- **Work instructions**:
Write out each line of the material again, word for word.

[START OF Information shown]

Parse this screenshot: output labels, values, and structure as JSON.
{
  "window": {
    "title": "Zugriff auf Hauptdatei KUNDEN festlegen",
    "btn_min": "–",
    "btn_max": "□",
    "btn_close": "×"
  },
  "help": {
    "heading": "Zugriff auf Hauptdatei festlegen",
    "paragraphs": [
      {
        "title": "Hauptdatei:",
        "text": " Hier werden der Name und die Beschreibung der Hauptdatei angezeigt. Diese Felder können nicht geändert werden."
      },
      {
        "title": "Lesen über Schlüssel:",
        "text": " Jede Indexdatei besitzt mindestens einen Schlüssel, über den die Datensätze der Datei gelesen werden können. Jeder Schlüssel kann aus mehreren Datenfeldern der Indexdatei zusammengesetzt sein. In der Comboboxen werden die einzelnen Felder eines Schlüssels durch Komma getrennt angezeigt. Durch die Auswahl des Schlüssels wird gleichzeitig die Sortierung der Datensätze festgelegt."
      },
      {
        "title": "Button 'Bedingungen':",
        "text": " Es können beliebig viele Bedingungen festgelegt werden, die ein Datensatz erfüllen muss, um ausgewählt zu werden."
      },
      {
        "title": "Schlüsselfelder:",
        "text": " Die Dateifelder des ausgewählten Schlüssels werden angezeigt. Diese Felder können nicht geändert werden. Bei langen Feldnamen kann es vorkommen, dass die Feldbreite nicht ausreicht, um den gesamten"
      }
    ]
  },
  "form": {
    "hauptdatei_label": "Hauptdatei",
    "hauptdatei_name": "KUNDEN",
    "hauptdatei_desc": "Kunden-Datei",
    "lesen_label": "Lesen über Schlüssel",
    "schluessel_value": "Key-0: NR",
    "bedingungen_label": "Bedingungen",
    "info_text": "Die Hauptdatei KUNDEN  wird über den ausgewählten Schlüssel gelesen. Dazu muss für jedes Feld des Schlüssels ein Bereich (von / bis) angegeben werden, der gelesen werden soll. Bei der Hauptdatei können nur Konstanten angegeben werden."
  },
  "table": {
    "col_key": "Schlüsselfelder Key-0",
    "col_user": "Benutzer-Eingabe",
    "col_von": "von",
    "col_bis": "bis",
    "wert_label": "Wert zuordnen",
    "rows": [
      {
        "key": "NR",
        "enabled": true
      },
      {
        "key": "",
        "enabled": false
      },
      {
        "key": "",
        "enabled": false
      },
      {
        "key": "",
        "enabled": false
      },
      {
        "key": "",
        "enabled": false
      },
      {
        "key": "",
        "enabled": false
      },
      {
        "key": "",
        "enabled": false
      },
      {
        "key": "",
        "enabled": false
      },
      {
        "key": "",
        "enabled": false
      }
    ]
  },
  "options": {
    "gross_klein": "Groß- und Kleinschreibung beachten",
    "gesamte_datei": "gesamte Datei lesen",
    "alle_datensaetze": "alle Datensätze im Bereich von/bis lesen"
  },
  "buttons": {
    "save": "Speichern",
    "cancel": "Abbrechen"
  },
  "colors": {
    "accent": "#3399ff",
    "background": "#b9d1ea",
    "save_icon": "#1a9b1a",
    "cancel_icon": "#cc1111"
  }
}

[END OF Information shown]

- **Written reply**:
Parse this screenshot: output labels, values, and structure as JSON.
{
  "window": {
    "title": "Zugriff auf Hauptdatei KUNDEN festlegen",
    "btn_min": "–",
    "btn_max": "□",
    "btn_close": "×"
  },
  "help": {
    "heading": "Zugriff auf Hauptdatei festlegen",
    "paragraphs": [
      {
        "title": "Hauptdatei:",
        "text": " Hier werden der Name und die Beschreibung der Hauptdatei angezeigt. Diese Felder können nicht geändert werden."
      },
      {
        "title": "Lesen über Schlüssel:",
        "text": " Jede Indexdatei besitzt mindestens einen Schlüssel, über den die Datensätze der Datei gelesen werden können. Jeder Schlüssel kann aus mehreren Datenfeldern der Indexdatei zusammengesetzt sein. In der Comboboxen werden die einzelnen Felder eines Schlüssels durch Komma getrennt angezeigt. Durch die Auswahl des Schlüssels wird gleichzeitig die Sortierung der Datensätze festgelegt."
      },
      {
        "title": "Button 'Bedingungen':",
        "text": " Es können beliebig viele Bedingungen festgelegt werden, die ein Datensatz erfüllen muss, um ausgewählt zu werden."
      },
      {
        "title": "Schlüsselfelder:",
        "text": " Die Dateifelder des ausgewählten Schlüssels werden angezeigt. Diese Felder können nicht geändert werden. Bei langen Feldnamen kann es vorkommen, dass die Feldbreite nicht ausreicht, um den gesamten"
      }
    ]
  },
  "form": {
    "hauptdatei_label": "Hauptdatei",
    "hauptdatei_name": "KUNDEN",
    "hauptdatei_desc": "Kunden-Datei",
    "lesen_label": "Lesen über Schlüssel",
    "schluessel_value": "Key-0: NR",
    "bedingungen_label": "Bedingungen",
    "info_text": "Die Hauptdatei KUNDEN  wird über den ausgewählten Schlüssel gelesen. Dazu muss für jedes Feld des Schlüssels ein Bereich (von / bis) angegeben werden, der gelesen werden soll. Bei der Hauptdatei können nur Konstanten angegeben werden."
  },
  "table": {
    "col_key": "Schlüsselfelder Key-0",
    "col_user": "Benutzer-Eingabe",
    "col_von": "von",
    "col_bis": "bis",
    "wert_label": "Wert zuordnen",
    "rows": [
      {
        "key": "NR",
        "enabled": true
      },
      {
        "key": "",
        "enabled": false
      },
      {
        "key": "",
        "enabled": false
      },
      {
        "key": "",
        "enabled": false
      },
      {
        "key": "",
        "enabled": false
      },
      {
        "key": "",
        "enabled": false
      },
      {
        "key": "",
        "enabled": false
      },
      {
        "key": "",
        "enabled": false
      },
      {
        "key": "",
        "enabled": false
      }
    ]
  },
  "options": {
    "gross_klein": "Groß- und Kleinschreibung beachten",
    "gesamte_datei": "gesamte Datei lesen",
    "alle_datensaetze": "alle Datensätze im Bereich von/bis lesen"
  },
  "buttons": {
    "save": "Speichern",
    "cancel": "Abbrechen"
  },
  "colors": {
    "accent": "#3399ff",
    "background": "#b9d1ea",
    "save_icon": "#1a9b1a",
    "cancel_icon": "#cc1111"
  }
}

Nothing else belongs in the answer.